- **Exercises to complete**
(A) In the jury direction on aiding an offence, how many things must the State satisfy the jury of before an accused can be found guilty as an aider?
(B) Carry the jury direction on aiding an offence forward from its final sentence.
* begin Excerpt *
The alternative State case against each accused is that he assisted or aided that person to murder Mr Batchelor.
It is the law that when a criminal offence is committed any person who actually does the acts which constitute the offence is guilty of it, and the law also provides that any person who has aided another person in committing the offence is deemed to have taken part in the committing of the offence, and is guilty of it.
If a person aids someone to commit murder or, indeed, manslaughter, he is just as guilty of that offence as the person whom he assisted, and who actually did the physical acts which constitute the offence. So what does it mean to aid in the commission of a criminal offence? Before an accused may be found guilty in the capacity as an aider, the State must satisfy you of two things.
First, it must satisfy you that the accused you are considering knew what offence was being committed by the person he aided in the sense that he had actual knowledge of all the essential facts which make the act done an offence as opposed, merely, to a suspicion that those facts existed. That ... knowledge might be inferred from proof of the accused's exposure to the obvious.
It's not necessary that the accused had actual knowledge that the person who he's aiding is going to hit the victim on the head first and then on the arm. That kind of detailed knowledge is not required to be proved but you must be satisfied that he did have knowledge of all the sort of essential facts which make the act done an offence.
So he must know that a serious assault, in the case of murder which is done with intent to kill or cause a life endangering injury, is being committed before he can be found guilty as an aider.
Secondly, the State must satisfy you that the accused you are considering gave actual assistance to the commission of the offence. For a person to be an aider, there must be some deliberate active step by word or action which assists or encourages the commission of the offence. Mere presence at the commission of an offence does not of itself amount to aiding. It's not enough for the State to show that the accused you are considering knew what was going on but did nothing to stop it.
A person who's merely a passive spectator of a crime and does not take any part in it or does not interfere to prevent it does not commit an offence in the capacity as an aider. It may be reprehensible for a person to stand and watch while others commit an offence but to do so is not itself a criminal offence.
* end Excerpt *
* begin Given records *
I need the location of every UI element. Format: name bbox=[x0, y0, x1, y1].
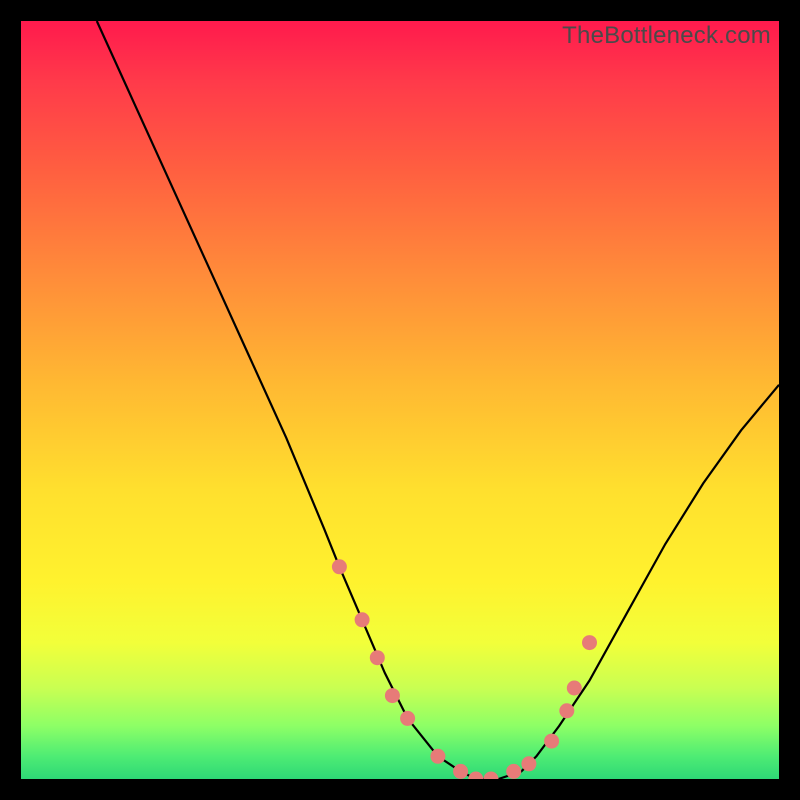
marker-point bbox=[454, 764, 468, 778]
plot-area: TheBottleneck.com bbox=[21, 21, 779, 779]
marker-point bbox=[469, 772, 483, 779]
marker-point bbox=[370, 651, 384, 665]
marker-point bbox=[507, 764, 521, 778]
marker-point bbox=[484, 772, 498, 779]
marker-point bbox=[560, 704, 574, 718]
curve-layer bbox=[21, 21, 779, 779]
marker-point bbox=[583, 636, 597, 650]
marker-point bbox=[431, 749, 445, 763]
bottleneck-curve bbox=[97, 21, 779, 779]
marker-point bbox=[385, 689, 399, 703]
marker-point bbox=[401, 711, 415, 725]
chart-frame: TheBottleneck.com bbox=[0, 0, 800, 800]
marker-point bbox=[355, 613, 369, 627]
marker-point bbox=[522, 757, 536, 771]
marker-point bbox=[567, 681, 581, 695]
marker-point bbox=[545, 734, 559, 748]
marker-point bbox=[332, 560, 346, 574]
highlight-markers bbox=[332, 560, 596, 779]
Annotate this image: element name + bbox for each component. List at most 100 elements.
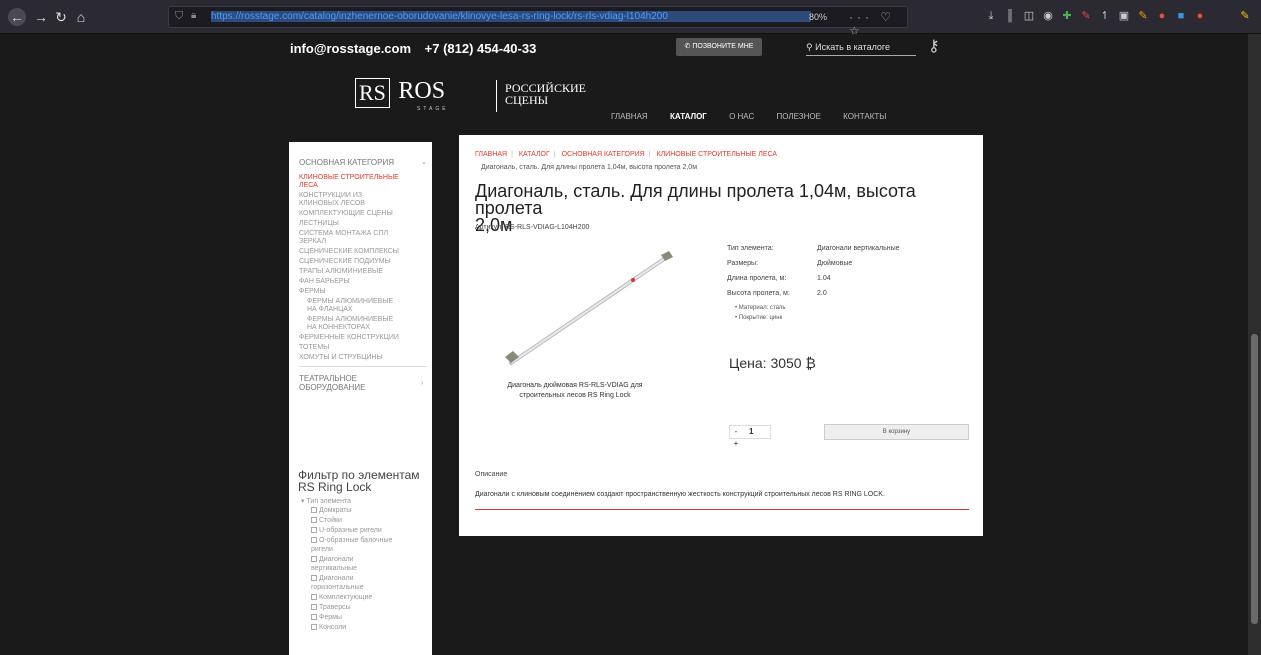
filter-option-cont: вертикальные [311,565,358,572]
chevron-down-icon[interactable]: ⌄ [421,158,427,166]
shield-icon: ⛉ [175,10,184,22]
logo-divider [496,80,497,112]
page-scrollbar[interactable] [1248,34,1261,655]
login-key-icon[interactable]: ⚷ [928,36,948,56]
logo-sub: STAGE [417,106,449,112]
filter-title: Фильтр по элементам RS Ring Lock [298,468,420,494]
sidebar-item[interactable]: ФЕРМЕННЫЕ КОНСТРУКЦИИ [299,334,399,341]
qty-plus-button[interactable]: + [730,438,742,450]
breadcrumb: ГЛАВНАЯ | КАТАЛОГ | ОСНОВНАЯ КАТЕГОРИЯ | КЛ… [475,151,778,158]
nav-contacts[interactable]: КОНТАКТЫ [843,112,886,121]
extension-icon[interactable]: ✎ [1079,9,1093,23]
extension-icon[interactable]: ↿ [1098,9,1112,23]
breadcrumb-link[interactable]: КЛИНОВЫЕ СТРОИТЕЛЬНЫЕ ЛЕСА [657,151,778,158]
library-icon[interactable]: ║ [1003,9,1017,23]
filter-option[interactable]: Фермы [311,614,342,621]
filter-option-cont: ригели [311,546,333,553]
spec-value: Дюймовые [817,260,853,267]
breadcrumb-link[interactable]: ОСНОВНАЯ КАТЕГОРИЯ [562,151,645,158]
breadcrumb-link[interactable]: ГЛАВНАЯ [475,151,507,158]
browser-toolbar: ← → ↻ ⌂ ⛉ 🔒︎ https://rosstage.com/catalo… [0,0,1261,38]
sidebar-subitem[interactable]: ФЕРМЫ АЛЮМИНИЕВЫЕ [307,298,393,305]
nav-home[interactable]: ГЛАВНАЯ [611,112,648,121]
filter-option[interactable]: O-образные балочные [311,537,392,544]
breadcrumb-link[interactable]: КАТАЛОГ [519,151,550,158]
site-logo[interactable]: RS ROS STAGE РОССИЙСКИЕ СЦЕНЫ [355,78,586,114]
contact-email[interactable]: info@rosstage.com [290,41,411,56]
qty-input[interactable]: 1 [744,426,758,438]
search-input[interactable]: ⚲ Искать в каталоге [806,38,916,56]
sidebar-item[interactable]: ЛЕСТНИЦЫ [299,220,339,227]
spec-key: Высота пролета, м: [727,290,790,297]
sidebar-item[interactable]: ТОТЕМЫ [299,344,329,351]
description-text: Диагонали с клиновым соединением создают… [475,491,885,498]
product-image[interactable] [489,245,689,375]
extension-icon[interactable]: ✎ [1136,9,1150,23]
chevron-right-icon[interactable]: › [421,380,423,387]
filter-option[interactable]: Домкраты [311,507,351,514]
home-icon[interactable]: ⌂ [72,8,90,26]
extension-icon[interactable]: ✎ [1238,9,1252,23]
sidebar-theatrical[interactable]: ТЕАТРАЛЬНОЕ [299,374,357,383]
filter-option[interactable]: Траверсы [311,604,351,611]
sidebar-item[interactable]: ХОМУТЫ И СТРУБЦИНЫ [299,354,383,361]
sidebar-item[interactable]: ЛЕСА [299,182,318,189]
sidebar-item[interactable]: ТРАПЫ АЛЮМИНИЕВЫЕ [299,268,383,275]
sidebar-item[interactable]: ЗЕРКАЛ [299,238,326,245]
filter-option-cont: горизонтальные [311,584,364,591]
sidebar-item[interactable]: СЦЕНИЧЕСКИЕ КОМПЛЕКСЫ [299,248,399,255]
website: info@rosstage.com +7 (812) 454-40-33 ✆ П… [0,34,1248,655]
sidebar-item[interactable]: ФАН БАРЬЕРЫ [299,278,350,285]
zoom-level[interactable]: 80% [809,12,827,22]
sidebar-subitem[interactable]: НА ФЛАНЦАХ [307,306,353,313]
sidebar-subitem[interactable]: НА КОННЕКТОРАХ [307,324,370,331]
extension-icon[interactable]: ● [1193,9,1207,23]
extension-icon[interactable]: ▣ [1117,9,1131,23]
filter-option[interactable]: Стойки [311,517,342,524]
filter-option[interactable]: Консоли [311,624,346,631]
filter-group[interactable]: ▾ Тип элемента [301,497,351,505]
feature-bullet: • Покрытие: цинк [735,315,783,321]
sidebar-theatrical[interactable]: ОБОРУДОВАНИЕ [299,383,365,392]
sidebar-item[interactable]: КЛИНОВЫЕ СТРОИТЕЛЬНЫЕ [299,174,399,181]
address-bar[interactable]: ⛉ 🔒︎ https://rosstage.com/catalog/inzhen… [168,6,908,38]
sidebar-item[interactable]: КЛИНОВЫХ ЛЕСОВ [299,200,365,207]
qty-minus-button[interactable]: - [730,426,742,438]
search-icon: ⚲ [806,42,816,52]
filter-option[interactable]: Диагонали [311,575,354,582]
callback-button[interactable]: ✆ ПОЗВОНИТЕ МНЕ [676,38,762,56]
sidebar-main-category[interactable]: ОСНОВНАЯ КАТЕГОРИЯ [299,158,394,167]
sidebar-subitem[interactable]: ФЕРМЫ АЛЮМИНИЕВЫЕ [307,316,393,323]
contact-phone[interactable]: +7 (812) 454-40-33 [425,41,537,56]
back-icon[interactable]: ← [8,8,26,26]
sidebar-item[interactable]: ФЕРМЫ [299,288,326,295]
filter-option[interactable]: Комплектующие [311,594,372,601]
logo-mono: RS [355,78,390,108]
filter-option[interactable]: Диагонали [311,556,354,563]
spec-key: Длина пролета, м: [727,275,787,282]
sidebar-divider [299,366,427,367]
extension-icon[interactable]: ✚ [1060,9,1074,23]
download-icon[interactable]: ⤓ [984,9,998,23]
reader-icon[interactable]: ◉ [1041,9,1055,23]
nav-catalog[interactable]: КАТАЛОГ [670,112,707,121]
sidebar-icon[interactable]: ◫ [1022,9,1036,23]
forward-icon[interactable]: → [32,8,50,26]
nav-useful[interactable]: ПОЛЕЗНОЕ [776,112,820,121]
nav-about[interactable]: О НАС [729,112,754,121]
url-text[interactable]: https://rosstage.com/catalog/inzhenernoe… [211,11,811,22]
breadcrumb-current: Диагональ, сталь. Для длины пролета 1,04… [481,164,698,171]
add-to-cart-button[interactable]: В корзину [824,424,969,440]
filter-option[interactable]: U-образные ригели [311,527,382,534]
sidebar-item[interactable]: СИСТЕМА МОНТАЖА СПЛ [299,230,388,237]
extension-icon[interactable]: ● [1155,9,1169,23]
scroll-thumb[interactable] [1251,334,1258,624]
sidebar-item[interactable]: СЦЕНИЧЕСКИЕ ПОДИУМЫ [299,258,391,265]
sidebar: ОСНОВНАЯ КАТЕГОРИЯ ⌄ КЛИНОВЫЕ СТРОИТЕЛЬН… [289,142,432,655]
product-price: Цена: 3050 ₿ [729,355,816,371]
sidebar-item[interactable]: КОМПЛЕКТУЮЩИЕ СЦЕНЫ [299,210,393,217]
sidebar-item[interactable]: КОНСТРУКЦИИ ИЗ [299,192,362,199]
reload-icon[interactable]: ↻ [52,8,70,26]
article-number: Артикул: RS-RLS-VDIAG-L104H200 [475,224,590,231]
extension-icon[interactable]: ■ [1174,9,1188,23]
* end Given records *
- **Answers for the exercise**
(A) Two things: that the accused knew the essential facts making the act an offence, and that he gave actual assistance to its commission.

(B)
Before you're entitled to convict an accused in the capacity as an aider, it must be shown by the State not only that the accused knew the offence was being committed or may be committed, but that he actually aided, that is, gave actual assistance to the commission of the offence.
Can I provide a couple of examples to illustrate these points? First, if a person who knows that a robbery is taking place drives the getaway car for the robbers, that person is an aider. He is equally as guilty as the others who actually carry out the robbery.
If a person stands outside a building or waits outside or near a building and the purpose of him standing there, he knows, is to give warning to another who he knows is in the building in order to steal, then his actions would amount to assistance and he would be an aider to the offence and guilty of stealing.
In both those two examples, the requirements of both knowledge of the offence and actual assistance are satisfied. However, you can distinguish those examples from one where you're walking down Hay Street and you see a bank hold up take place. The fact that you stand by and watch the hold up doesn't make you an aider to it. In such an example, the first requirement of knowledge is satisfied. You know what's taking place but you give no actual assistance.
Now, another example, suppose you walk into a bank and a person you see is in a hurry to leave the bank and they drop their bag. You pick it up, you hold the door open for them to enable them to leave quickly.
If it turns out that the person you helped is a bank robber, you would not be guilty of robbery because although you provided actual assistance to them, you helped them leave, you did not do that knowing that they were going to commit an armed robbery, so the requirement of knowledge in that example is not met.
Now, the State says that these two accused aided one another to commit the offence of murder or in the alternative, manslaughter. The State says that they went to the toilet cubicle in company with each other intending to assist one another by having another person there to provide help if required, that Mr Taylor assisted in the assault by initially kicking the door in and that they both then aided one another by assaulting the deceased.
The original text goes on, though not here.